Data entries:
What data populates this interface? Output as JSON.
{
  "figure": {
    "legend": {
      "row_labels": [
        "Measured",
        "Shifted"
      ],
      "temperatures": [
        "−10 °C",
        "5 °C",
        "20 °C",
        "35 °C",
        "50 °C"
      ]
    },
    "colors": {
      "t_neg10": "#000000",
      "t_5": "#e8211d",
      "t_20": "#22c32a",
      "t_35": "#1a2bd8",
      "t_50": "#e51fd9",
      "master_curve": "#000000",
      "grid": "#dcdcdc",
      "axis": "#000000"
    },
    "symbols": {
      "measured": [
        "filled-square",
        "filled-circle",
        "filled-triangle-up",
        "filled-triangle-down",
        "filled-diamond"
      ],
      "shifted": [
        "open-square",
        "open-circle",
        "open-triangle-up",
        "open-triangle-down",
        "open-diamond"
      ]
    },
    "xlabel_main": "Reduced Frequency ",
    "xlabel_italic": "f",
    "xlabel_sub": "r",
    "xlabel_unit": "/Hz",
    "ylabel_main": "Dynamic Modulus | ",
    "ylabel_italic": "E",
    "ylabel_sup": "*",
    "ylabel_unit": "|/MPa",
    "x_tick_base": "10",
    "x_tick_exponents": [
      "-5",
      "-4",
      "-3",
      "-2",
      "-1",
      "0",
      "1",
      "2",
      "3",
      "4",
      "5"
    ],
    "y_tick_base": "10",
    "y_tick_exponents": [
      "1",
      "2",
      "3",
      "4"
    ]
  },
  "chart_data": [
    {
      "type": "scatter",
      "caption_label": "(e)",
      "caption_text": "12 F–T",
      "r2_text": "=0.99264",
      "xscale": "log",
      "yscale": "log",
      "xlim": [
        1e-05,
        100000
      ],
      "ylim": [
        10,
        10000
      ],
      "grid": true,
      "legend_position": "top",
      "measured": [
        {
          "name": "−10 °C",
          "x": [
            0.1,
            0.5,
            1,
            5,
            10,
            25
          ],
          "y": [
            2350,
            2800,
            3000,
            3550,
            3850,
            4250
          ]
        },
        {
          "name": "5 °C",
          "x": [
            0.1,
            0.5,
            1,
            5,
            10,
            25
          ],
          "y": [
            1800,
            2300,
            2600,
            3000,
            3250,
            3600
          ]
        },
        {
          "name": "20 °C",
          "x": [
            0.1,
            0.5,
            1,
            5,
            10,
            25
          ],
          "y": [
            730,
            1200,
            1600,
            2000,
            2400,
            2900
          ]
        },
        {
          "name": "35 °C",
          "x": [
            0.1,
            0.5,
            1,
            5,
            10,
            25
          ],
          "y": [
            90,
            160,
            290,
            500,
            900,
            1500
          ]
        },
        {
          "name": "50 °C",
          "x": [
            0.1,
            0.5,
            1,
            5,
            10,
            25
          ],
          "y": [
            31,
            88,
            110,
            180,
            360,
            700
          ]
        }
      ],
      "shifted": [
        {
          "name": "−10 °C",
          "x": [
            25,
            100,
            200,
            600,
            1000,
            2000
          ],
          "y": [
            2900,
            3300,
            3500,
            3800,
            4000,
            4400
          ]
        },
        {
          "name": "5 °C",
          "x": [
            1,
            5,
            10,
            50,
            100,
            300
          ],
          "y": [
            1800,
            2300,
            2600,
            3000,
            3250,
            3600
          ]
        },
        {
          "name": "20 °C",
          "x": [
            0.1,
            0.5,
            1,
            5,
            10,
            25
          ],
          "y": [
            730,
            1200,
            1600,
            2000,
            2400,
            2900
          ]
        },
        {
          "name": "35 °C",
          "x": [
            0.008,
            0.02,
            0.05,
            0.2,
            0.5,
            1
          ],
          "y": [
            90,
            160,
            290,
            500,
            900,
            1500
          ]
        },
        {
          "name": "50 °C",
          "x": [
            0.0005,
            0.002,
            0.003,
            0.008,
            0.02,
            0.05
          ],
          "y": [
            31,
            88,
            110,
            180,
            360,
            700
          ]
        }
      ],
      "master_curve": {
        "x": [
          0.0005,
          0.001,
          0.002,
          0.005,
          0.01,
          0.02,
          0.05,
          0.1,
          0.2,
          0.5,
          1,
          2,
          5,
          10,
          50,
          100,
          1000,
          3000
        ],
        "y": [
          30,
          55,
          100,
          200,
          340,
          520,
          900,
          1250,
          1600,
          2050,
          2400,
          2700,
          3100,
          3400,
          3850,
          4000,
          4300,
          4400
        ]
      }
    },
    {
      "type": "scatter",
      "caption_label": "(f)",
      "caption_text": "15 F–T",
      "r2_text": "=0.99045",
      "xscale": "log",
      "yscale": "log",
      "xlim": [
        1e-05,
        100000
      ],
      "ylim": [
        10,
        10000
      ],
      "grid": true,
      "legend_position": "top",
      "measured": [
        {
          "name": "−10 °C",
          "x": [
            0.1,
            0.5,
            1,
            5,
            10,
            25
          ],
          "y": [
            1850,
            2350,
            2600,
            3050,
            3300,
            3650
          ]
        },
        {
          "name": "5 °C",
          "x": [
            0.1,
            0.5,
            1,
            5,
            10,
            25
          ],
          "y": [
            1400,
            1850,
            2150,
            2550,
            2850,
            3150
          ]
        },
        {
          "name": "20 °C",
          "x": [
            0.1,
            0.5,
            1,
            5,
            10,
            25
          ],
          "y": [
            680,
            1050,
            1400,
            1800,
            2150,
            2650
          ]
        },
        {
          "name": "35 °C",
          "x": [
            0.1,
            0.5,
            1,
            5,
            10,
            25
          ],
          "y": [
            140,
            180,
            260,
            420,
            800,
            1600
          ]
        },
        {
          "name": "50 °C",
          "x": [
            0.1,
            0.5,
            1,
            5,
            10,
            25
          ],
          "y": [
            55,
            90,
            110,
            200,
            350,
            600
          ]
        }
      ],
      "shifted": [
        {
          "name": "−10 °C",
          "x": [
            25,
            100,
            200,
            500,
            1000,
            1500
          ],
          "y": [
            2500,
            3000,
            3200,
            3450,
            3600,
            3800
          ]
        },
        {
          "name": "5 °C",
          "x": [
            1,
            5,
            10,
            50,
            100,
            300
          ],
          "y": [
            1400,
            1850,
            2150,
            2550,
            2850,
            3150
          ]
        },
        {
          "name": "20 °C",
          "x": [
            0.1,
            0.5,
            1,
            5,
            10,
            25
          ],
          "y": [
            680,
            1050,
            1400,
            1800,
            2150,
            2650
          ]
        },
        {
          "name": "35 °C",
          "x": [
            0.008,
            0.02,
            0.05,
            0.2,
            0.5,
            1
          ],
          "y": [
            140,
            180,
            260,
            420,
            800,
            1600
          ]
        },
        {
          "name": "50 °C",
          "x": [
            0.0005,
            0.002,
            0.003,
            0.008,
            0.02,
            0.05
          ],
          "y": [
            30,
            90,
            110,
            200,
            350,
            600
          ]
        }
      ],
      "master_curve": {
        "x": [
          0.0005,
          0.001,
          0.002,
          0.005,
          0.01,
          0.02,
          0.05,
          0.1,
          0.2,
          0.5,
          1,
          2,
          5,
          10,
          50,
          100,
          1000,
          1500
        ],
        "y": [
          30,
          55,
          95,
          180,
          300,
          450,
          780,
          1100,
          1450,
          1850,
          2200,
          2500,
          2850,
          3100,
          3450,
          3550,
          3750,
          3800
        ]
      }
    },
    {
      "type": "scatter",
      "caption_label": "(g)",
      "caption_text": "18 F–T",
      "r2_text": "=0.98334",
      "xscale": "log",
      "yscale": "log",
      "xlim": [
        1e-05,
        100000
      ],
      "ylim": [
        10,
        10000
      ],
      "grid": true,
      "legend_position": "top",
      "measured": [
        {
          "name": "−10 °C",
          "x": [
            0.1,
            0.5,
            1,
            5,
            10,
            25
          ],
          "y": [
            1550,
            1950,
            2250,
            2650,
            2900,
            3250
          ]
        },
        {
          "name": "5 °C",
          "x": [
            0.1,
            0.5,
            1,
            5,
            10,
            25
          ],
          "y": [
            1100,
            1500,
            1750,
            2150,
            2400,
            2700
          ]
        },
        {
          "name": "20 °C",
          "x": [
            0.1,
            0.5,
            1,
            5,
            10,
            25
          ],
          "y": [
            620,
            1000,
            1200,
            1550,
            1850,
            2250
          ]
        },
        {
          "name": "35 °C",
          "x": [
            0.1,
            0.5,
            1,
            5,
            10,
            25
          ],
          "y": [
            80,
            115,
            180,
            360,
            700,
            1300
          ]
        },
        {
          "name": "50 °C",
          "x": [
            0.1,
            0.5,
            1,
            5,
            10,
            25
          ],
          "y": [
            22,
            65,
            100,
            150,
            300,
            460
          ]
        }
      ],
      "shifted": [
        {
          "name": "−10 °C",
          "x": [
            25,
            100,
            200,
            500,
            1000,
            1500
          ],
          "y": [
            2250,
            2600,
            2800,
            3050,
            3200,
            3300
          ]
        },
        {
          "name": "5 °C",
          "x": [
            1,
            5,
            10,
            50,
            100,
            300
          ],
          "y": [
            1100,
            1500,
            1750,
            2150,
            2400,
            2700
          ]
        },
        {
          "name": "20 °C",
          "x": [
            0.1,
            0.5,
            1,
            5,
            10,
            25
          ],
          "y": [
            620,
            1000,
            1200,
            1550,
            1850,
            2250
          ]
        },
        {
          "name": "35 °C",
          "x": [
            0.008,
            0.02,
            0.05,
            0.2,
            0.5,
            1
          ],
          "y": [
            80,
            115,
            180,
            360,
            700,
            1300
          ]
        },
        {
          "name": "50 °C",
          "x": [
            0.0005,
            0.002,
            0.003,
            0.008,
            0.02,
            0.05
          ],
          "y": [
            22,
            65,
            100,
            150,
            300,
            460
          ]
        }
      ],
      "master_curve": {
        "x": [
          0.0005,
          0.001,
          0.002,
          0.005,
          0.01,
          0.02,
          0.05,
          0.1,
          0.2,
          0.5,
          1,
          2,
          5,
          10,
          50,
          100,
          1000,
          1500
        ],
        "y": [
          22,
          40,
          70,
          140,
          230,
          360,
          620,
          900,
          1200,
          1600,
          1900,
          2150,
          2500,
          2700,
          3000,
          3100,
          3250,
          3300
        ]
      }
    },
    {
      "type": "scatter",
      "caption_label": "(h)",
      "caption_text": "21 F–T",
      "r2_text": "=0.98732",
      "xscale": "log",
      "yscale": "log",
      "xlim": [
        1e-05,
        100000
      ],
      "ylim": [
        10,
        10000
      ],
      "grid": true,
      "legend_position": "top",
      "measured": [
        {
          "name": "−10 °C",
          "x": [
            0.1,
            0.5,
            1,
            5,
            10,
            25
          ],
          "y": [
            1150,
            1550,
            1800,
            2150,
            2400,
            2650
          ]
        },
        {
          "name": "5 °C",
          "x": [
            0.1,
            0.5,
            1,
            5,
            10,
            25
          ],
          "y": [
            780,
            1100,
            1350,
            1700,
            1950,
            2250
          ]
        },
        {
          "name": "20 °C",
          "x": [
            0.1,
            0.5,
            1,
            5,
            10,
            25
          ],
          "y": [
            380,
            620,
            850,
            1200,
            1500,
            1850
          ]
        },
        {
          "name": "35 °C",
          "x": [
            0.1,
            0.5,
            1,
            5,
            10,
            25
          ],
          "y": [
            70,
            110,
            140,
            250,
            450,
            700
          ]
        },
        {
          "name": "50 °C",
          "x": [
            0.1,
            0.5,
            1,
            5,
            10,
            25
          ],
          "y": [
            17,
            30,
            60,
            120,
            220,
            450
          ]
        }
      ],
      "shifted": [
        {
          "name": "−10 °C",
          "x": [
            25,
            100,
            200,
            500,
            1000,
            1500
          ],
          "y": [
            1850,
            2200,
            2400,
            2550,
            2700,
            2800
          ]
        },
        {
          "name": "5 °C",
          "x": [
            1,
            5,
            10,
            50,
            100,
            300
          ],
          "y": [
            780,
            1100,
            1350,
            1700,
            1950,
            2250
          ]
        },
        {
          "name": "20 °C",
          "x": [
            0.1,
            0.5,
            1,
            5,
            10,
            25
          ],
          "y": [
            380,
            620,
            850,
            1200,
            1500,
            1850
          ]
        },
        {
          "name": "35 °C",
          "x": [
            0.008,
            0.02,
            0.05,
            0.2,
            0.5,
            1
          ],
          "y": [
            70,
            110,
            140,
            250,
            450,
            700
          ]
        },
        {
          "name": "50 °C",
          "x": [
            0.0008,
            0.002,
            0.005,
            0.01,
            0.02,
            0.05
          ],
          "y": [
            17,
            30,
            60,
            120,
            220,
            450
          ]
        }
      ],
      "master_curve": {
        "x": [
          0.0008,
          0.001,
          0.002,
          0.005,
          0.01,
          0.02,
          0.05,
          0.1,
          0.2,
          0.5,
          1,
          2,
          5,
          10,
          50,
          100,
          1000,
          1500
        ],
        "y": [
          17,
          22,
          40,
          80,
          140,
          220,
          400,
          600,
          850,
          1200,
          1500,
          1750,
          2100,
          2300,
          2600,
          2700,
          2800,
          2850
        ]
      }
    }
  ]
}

THE EXERCISE: Only the number is wanted: how many lines in the entries above contain the word "open"?

EXERCISE ANSWER: 5